== Task details ==
Output the full listing below exactly, without the pictures.

begin Task data

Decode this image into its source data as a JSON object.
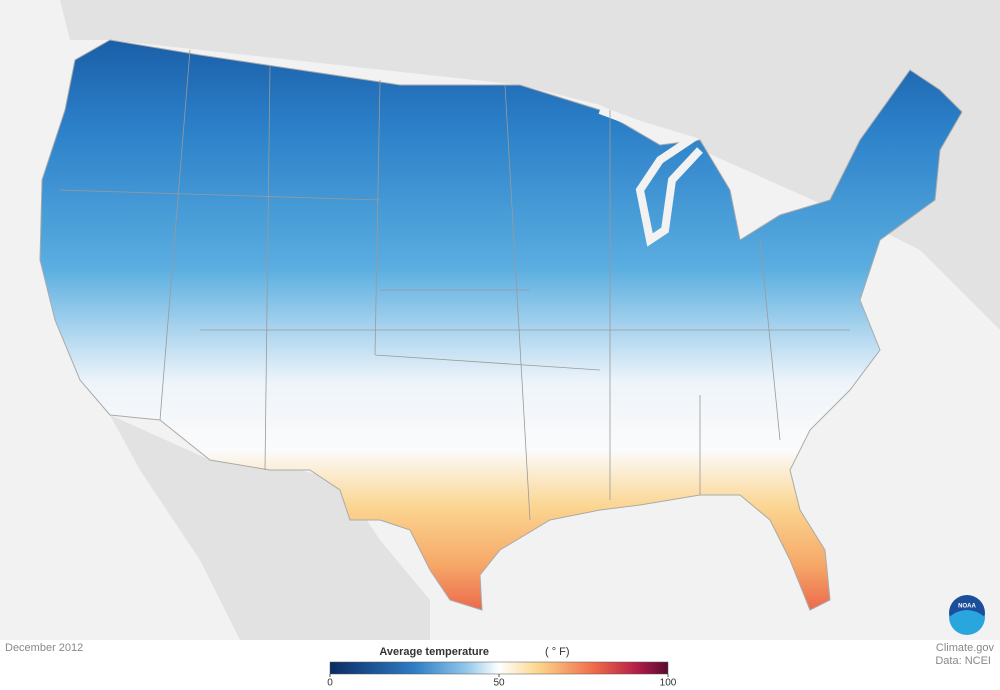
{
  "map": {
    "date": "December 2012",
    "legend": {
      "title": "Average temperature",
      "unit": "( ° F)",
      "range": [
        0,
        100
      ],
      "ticks": [
        0,
        50,
        100
      ]
    },
    "credits": {
      "site": "Climate.gov",
      "source": "Data: NCEI"
    },
    "logo": "NOAA"
  }
}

end Task data

== Reply ==
Decode this image into its source data as a JSON object.
{
  "map": {
    "date": "December 2012",
    "legend": {
      "title": "Average temperature",
      "unit": "( ° F)",
      "range": [
        0,
        100
      ],
      "ticks": [
        0,
        50,
        100
      ]
    },
    "credits": {
      "site": "Climate.gov",
      "source": "Data: NCEI"
    },
    "logo": "NOAA"
  }
}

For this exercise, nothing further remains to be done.